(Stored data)
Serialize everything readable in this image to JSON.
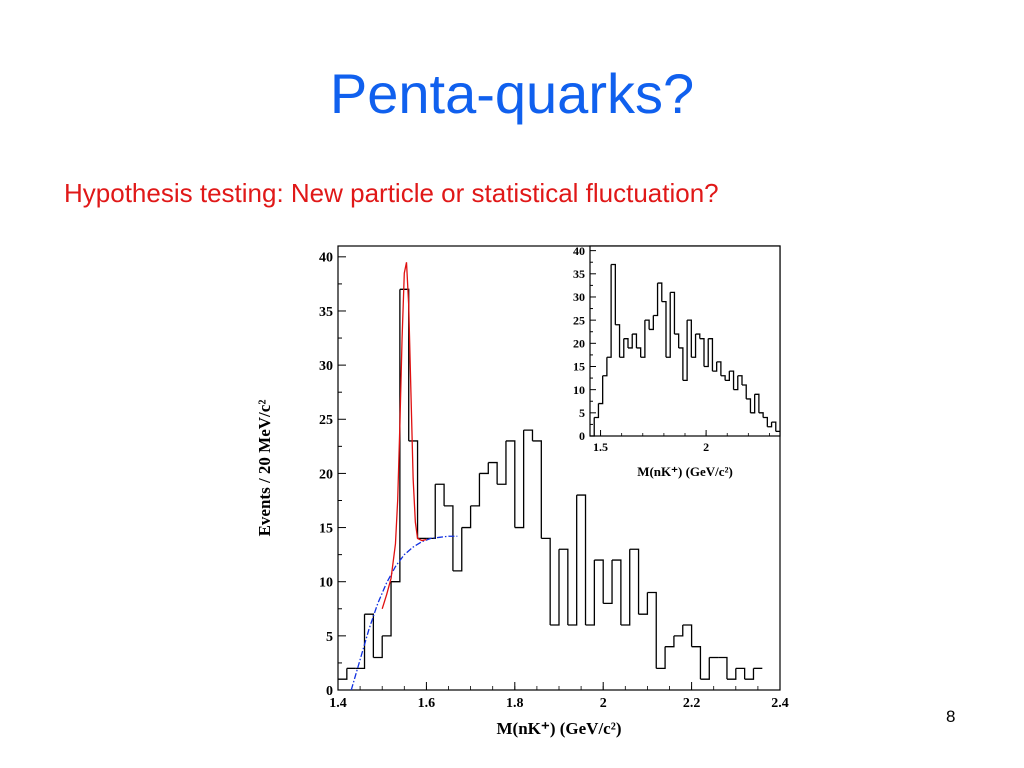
{
  "slide": {
    "title": "Penta-quarks?",
    "subtitle": "Hypothesis testing: New particle or statistical fluctuation?",
    "page_number": "8"
  },
  "colors": {
    "title": "#1060ee",
    "subtitle": "#e01818",
    "histogram": "#000000",
    "signal_fit": "#e01010",
    "background_fit": "#1030e0"
  },
  "chart_data": [
    {
      "type": "histogram",
      "xlabel": "M(nK⁺) (GeV/c²)",
      "ylabel": "Events / 20 MeV/c²",
      "xlim": [
        1.4,
        2.4
      ],
      "ylim": [
        0,
        41
      ],
      "x_ticks": [
        "1.4",
        "1.6",
        "1.8",
        "2",
        "2.2",
        "2.4"
      ],
      "y_ticks": [
        "0",
        "5",
        "10",
        "15",
        "20",
        "25",
        "30",
        "35",
        "40"
      ],
      "bin_width": 0.02,
      "bins": [
        {
          "x": 1.4,
          "y": 1
        },
        {
          "x": 1.42,
          "y": 2
        },
        {
          "x": 1.44,
          "y": 2
        },
        {
          "x": 1.46,
          "y": 7
        },
        {
          "x": 1.48,
          "y": 3
        },
        {
          "x": 1.5,
          "y": 5
        },
        {
          "x": 1.52,
          "y": 10
        },
        {
          "x": 1.54,
          "y": 37
        },
        {
          "x": 1.56,
          "y": 23
        },
        {
          "x": 1.58,
          "y": 14
        },
        {
          "x": 1.6,
          "y": 14
        },
        {
          "x": 1.62,
          "y": 19
        },
        {
          "x": 1.64,
          "y": 17
        },
        {
          "x": 1.66,
          "y": 11
        },
        {
          "x": 1.68,
          "y": 15
        },
        {
          "x": 1.7,
          "y": 17
        },
        {
          "x": 1.72,
          "y": 20
        },
        {
          "x": 1.74,
          "y": 21
        },
        {
          "x": 1.76,
          "y": 19
        },
        {
          "x": 1.78,
          "y": 23
        },
        {
          "x": 1.8,
          "y": 15
        },
        {
          "x": 1.82,
          "y": 24
        },
        {
          "x": 1.84,
          "y": 23
        },
        {
          "x": 1.86,
          "y": 14
        },
        {
          "x": 1.88,
          "y": 6
        },
        {
          "x": 1.9,
          "y": 13
        },
        {
          "x": 1.92,
          "y": 6
        },
        {
          "x": 1.94,
          "y": 18
        },
        {
          "x": 1.96,
          "y": 6
        },
        {
          "x": 1.98,
          "y": 12
        },
        {
          "x": 2.0,
          "y": 8
        },
        {
          "x": 2.02,
          "y": 12
        },
        {
          "x": 2.04,
          "y": 6
        },
        {
          "x": 2.06,
          "y": 13
        },
        {
          "x": 2.08,
          "y": 7
        },
        {
          "x": 2.1,
          "y": 9
        },
        {
          "x": 2.12,
          "y": 2
        },
        {
          "x": 2.14,
          "y": 4
        },
        {
          "x": 2.16,
          "y": 5
        },
        {
          "x": 2.18,
          "y": 6
        },
        {
          "x": 2.2,
          "y": 4
        },
        {
          "x": 2.22,
          "y": 1
        },
        {
          "x": 2.24,
          "y": 3
        },
        {
          "x": 2.26,
          "y": 3
        },
        {
          "x": 2.28,
          "y": 1
        },
        {
          "x": 2.3,
          "y": 2
        },
        {
          "x": 2.32,
          "y": 1
        },
        {
          "x": 2.34,
          "y": 2
        }
      ],
      "signal_fit": {
        "x": [
          1.5,
          1.51,
          1.52,
          1.53,
          1.535,
          1.54,
          1.545,
          1.55,
          1.555,
          1.56,
          1.565,
          1.57,
          1.575,
          1.58,
          1.59,
          1.6
        ],
        "y": [
          7.5,
          8.8,
          10.3,
          13.5,
          17.5,
          24.5,
          32.5,
          38.5,
          39.5,
          35.5,
          27.5,
          19.5,
          15.5,
          14.0,
          13.8,
          13.9
        ]
      },
      "background_fit": {
        "x": [
          1.43,
          1.45,
          1.47,
          1.49,
          1.51,
          1.53,
          1.55,
          1.57,
          1.59,
          1.61,
          1.63,
          1.65,
          1.67
        ],
        "y": [
          0,
          2.8,
          5.6,
          8.0,
          9.9,
          11.4,
          12.5,
          13.2,
          13.7,
          14.0,
          14.1,
          14.2,
          14.2
        ]
      }
    },
    {
      "type": "histogram",
      "xlabel": "M(nK⁺) (GeV/c²)",
      "xlim": [
        1.45,
        2.35
      ],
      "ylim": [
        0,
        41
      ],
      "x_ticks": [
        "1.5",
        "2"
      ],
      "y_ticks": [
        "0",
        "5",
        "10",
        "15",
        "20",
        "25",
        "30",
        "35",
        "40"
      ],
      "bin_width": 0.02,
      "bins": [
        {
          "x": 1.45,
          "y": 0
        },
        {
          "x": 1.47,
          "y": 4
        },
        {
          "x": 1.49,
          "y": 7
        },
        {
          "x": 1.51,
          "y": 13
        },
        {
          "x": 1.53,
          "y": 17
        },
        {
          "x": 1.55,
          "y": 37
        },
        {
          "x": 1.57,
          "y": 24
        },
        {
          "x": 1.59,
          "y": 17
        },
        {
          "x": 1.61,
          "y": 21
        },
        {
          "x": 1.63,
          "y": 19
        },
        {
          "x": 1.65,
          "y": 22
        },
        {
          "x": 1.67,
          "y": 19
        },
        {
          "x": 1.69,
          "y": 17
        },
        {
          "x": 1.71,
          "y": 25
        },
        {
          "x": 1.73,
          "y": 23
        },
        {
          "x": 1.75,
          "y": 26
        },
        {
          "x": 1.77,
          "y": 33
        },
        {
          "x": 1.79,
          "y": 29
        },
        {
          "x": 1.81,
          "y": 17
        },
        {
          "x": 1.83,
          "y": 31
        },
        {
          "x": 1.85,
          "y": 22
        },
        {
          "x": 1.87,
          "y": 19
        },
        {
          "x": 1.89,
          "y": 12
        },
        {
          "x": 1.91,
          "y": 25
        },
        {
          "x": 1.93,
          "y": 17
        },
        {
          "x": 1.95,
          "y": 22
        },
        {
          "x": 1.97,
          "y": 21
        },
        {
          "x": 1.99,
          "y": 15
        },
        {
          "x": 2.01,
          "y": 21
        },
        {
          "x": 2.03,
          "y": 14
        },
        {
          "x": 2.05,
          "y": 16
        },
        {
          "x": 2.07,
          "y": 13
        },
        {
          "x": 2.09,
          "y": 12
        },
        {
          "x": 2.11,
          "y": 14
        },
        {
          "x": 2.13,
          "y": 10
        },
        {
          "x": 2.15,
          "y": 13
        },
        {
          "x": 2.17,
          "y": 11
        },
        {
          "x": 2.19,
          "y": 8
        },
        {
          "x": 2.21,
          "y": 5
        },
        {
          "x": 2.23,
          "y": 9
        },
        {
          "x": 2.25,
          "y": 5
        },
        {
          "x": 2.27,
          "y": 4
        },
        {
          "x": 2.29,
          "y": 2
        },
        {
          "x": 2.31,
          "y": 3
        },
        {
          "x": 2.33,
          "y": 1
        }
      ]
    }
  ]
}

(Instructions to follow): Leave out every picture and copy the rest of the records exactly.

(Solution to this task):
Serialize everything readable in this image to JSON.
{
  "slide": {
    "title": "Penta-quarks?",
    "subtitle": "Hypothesis testing: New particle or statistical fluctuation?",
    "page_number": "8"
  },
  "colors": {
    "title": "#1060ee",
    "subtitle": "#e01818",
    "histogram": "#000000",
    "signal_fit": "#e01010",
    "background_fit": "#1030e0"
  },
  "chart_data": [
    {
      "type": "histogram",
      "xlabel": "M(nK⁺) (GeV/c²)",
      "ylabel": "Events / 20 MeV/c²",
      "xlim": [
        1.4,
        2.4
      ],
      "ylim": [
        0,
        41
      ],
      "x_ticks": [
        "1.4",
        "1.6",
        "1.8",
        "2",
        "2.2",
        "2.4"
      ],
      "y_ticks": [
        "0",
        "5",
        "10",
        "15",
        "20",
        "25",
        "30",
        "35",
        "40"
      ],
      "bin_width": 0.02,
      "bins": [
        {
          "x": 1.4,
          "y": 1
        },
        {
          "x": 1.42,
          "y": 2
        },
        {
          "x": 1.44,
          "y": 2
        },
        {
          "x": 1.46,
          "y": 7
        },
        {
          "x": 1.48,
          "y": 3
        },
        {
          "x": 1.5,
          "y": 5
        },
        {
          "x": 1.52,
          "y": 10
        },
        {
          "x": 1.54,
          "y": 37
        },
        {
          "x": 1.56,
          "y": 23
        },
        {
          "x": 1.58,
          "y": 14
        },
        {
          "x": 1.6,
          "y": 14
        },
        {
          "x": 1.62,
          "y": 19
        },
        {
          "x": 1.64,
          "y": 17
        },
        {
          "x": 1.66,
          "y": 11
        },
        {
          "x": 1.68,
          "y": 15
        },
        {
          "x": 1.7,
          "y": 17
        },
        {
          "x": 1.72,
          "y": 20
        },
        {
          "x": 1.74,
          "y": 21
        },
        {
          "x": 1.76,
          "y": 19
        },
        {
          "x": 1.78,
          "y": 23
        },
        {
          "x": 1.8,
          "y": 15
        },
        {
          "x": 1.82,
          "y": 24
        },
        {
          "x": 1.84,
          "y": 23
        },
        {
          "x": 1.86,
          "y": 14
        },
        {
          "x": 1.88,
          "y": 6
        },
        {
          "x": 1.9,
          "y": 13
        },
        {
          "x": 1.92,
          "y": 6
        },
        {
          "x": 1.94,
          "y": 18
        },
        {
          "x": 1.96,
          "y": 6
        },
        {
          "x": 1.98,
          "y": 12
        },
        {
          "x": 2.0,
          "y": 8
        },
        {
          "x": 2.02,
          "y": 12
        },
        {
          "x": 2.04,
          "y": 6
        },
        {
          "x": 2.06,
          "y": 13
        },
        {
          "x": 2.08,
          "y": 7
        },
        {
          "x": 2.1,
          "y": 9
        },
        {
          "x": 2.12,
          "y": 2
        },
        {
          "x": 2.14,
          "y": 4
        },
        {
          "x": 2.16,
          "y": 5
        },
        {
          "x": 2.18,
          "y": 6
        },
        {
          "x": 2.2,
          "y": 4
        },
        {
          "x": 2.22,
          "y": 1
        },
        {
          "x": 2.24,
          "y": 3
        },
        {
          "x": 2.26,
          "y": 3
        },
        {
          "x": 2.28,
          "y": 1
        },
        {
          "x": 2.3,
          "y": 2
        },
        {
          "x": 2.32,
          "y": 1
        },
        {
          "x": 2.34,
          "y": 2
        }
      ],
      "signal_fit": {
        "x": [
          1.5,
          1.51,
          1.52,
          1.53,
          1.535,
          1.54,
          1.545,
          1.55,
          1.555,
          1.56,
          1.565,
          1.57,
          1.575,
          1.58,
          1.59,
          1.6
        ],
        "y": [
          7.5,
          8.8,
          10.3,
          13.5,
          17.5,
          24.5,
          32.5,
          38.5,
          39.5,
          35.5,
          27.5,
          19.5,
          15.5,
          14.0,
          13.8,
          13.9
        ]
      },
      "background_fit": {
        "x": [
          1.43,
          1.45,
          1.47,
          1.49,
          1.51,
          1.53,
          1.55,
          1.57,
          1.59,
          1.61,
          1.63,
          1.65,
          1.67
        ],
        "y": [
          0,
          2.8,
          5.6,
          8.0,
          9.9,
          11.4,
          12.5,
          13.2,
          13.7,
          14.0,
          14.1,
          14.2,
          14.2
        ]
      }
    },
    {
      "type": "histogram",
      "xlabel": "M(nK⁺) (GeV/c²)",
      "xlim": [
        1.45,
        2.35
      ],
      "ylim": [
        0,
        41
      ],
      "x_ticks": [
        "1.5",
        "2"
      ],
      "y_ticks": [
        "0",
        "5",
        "10",
        "15",
        "20",
        "25",
        "30",
        "35",
        "40"
      ],
      "bin_width": 0.02,
      "bins": [
        {
          "x": 1.45,
          "y": 0
        },
        {
          "x": 1.47,
          "y": 4
        },
        {
          "x": 1.49,
          "y": 7
        },
        {
          "x": 1.51,
          "y": 13
        },
        {
          "x": 1.53,
          "y": 17
        },
        {
          "x": 1.55,
          "y": 37
        },
        {
          "x": 1.57,
          "y": 24
        },
        {
          "x": 1.59,
          "y": 17
        },
        {
          "x": 1.61,
          "y": 21
        },
        {
          "x": 1.63,
          "y": 19
        },
        {
          "x": 1.65,
          "y": 22
        },
        {
          "x": 1.67,
          "y": 19
        },
        {
          "x": 1.69,
          "y": 17
        },
        {
          "x": 1.71,
          "y": 25
        },
        {
          "x": 1.73,
          "y": 23
        },
        {
          "x": 1.75,
          "y": 26
        },
        {
          "x": 1.77,
          "y": 33
        },
        {
          "x": 1.79,
          "y": 29
        },
        {
          "x": 1.81,
          "y": 17
        },
        {
          "x": 1.83,
          "y": 31
        },
        {
          "x": 1.85,
          "y": 22
        },
        {
          "x": 1.87,
          "y": 19
        },
        {
          "x": 1.89,
          "y": 12
        },
        {
          "x": 1.91,
          "y": 25
        },
        {
          "x": 1.93,
          "y": 17
        },
        {
          "x": 1.95,
          "y": 22
        },
        {
          "x": 1.97,
          "y": 21
        },
        {
          "x": 1.99,
          "y": 15
        },
        {
          "x": 2.01,
          "y": 21
        },
        {
          "x": 2.03,
          "y": 14
        },
        {
          "x": 2.05,
          "y": 16
        },
        {
          "x": 2.07,
          "y": 13
        },
        {
          "x": 2.09,
          "y": 12
        },
        {
          "x": 2.11,
          "y": 14
        },
        {
          "x": 2.13,
          "y": 10
        },
        {
          "x": 2.15,
          "y": 13
        },
        {
          "x": 2.17,
          "y": 11
        },
        {
          "x": 2.19,
          "y": 8
        },
        {
          "x": 2.21,
          "y": 5
        },
        {
          "x": 2.23,
          "y": 9
        },
        {
          "x": 2.25,
          "y": 5
        },
        {
          "x": 2.27,
          "y": 4
        },
        {
          "x": 2.29,
          "y": 2
        },
        {
          "x": 2.31,
          "y": 3
        },
        {
          "x": 2.33,
          "y": 1
        }
      ]
    }
  ]
}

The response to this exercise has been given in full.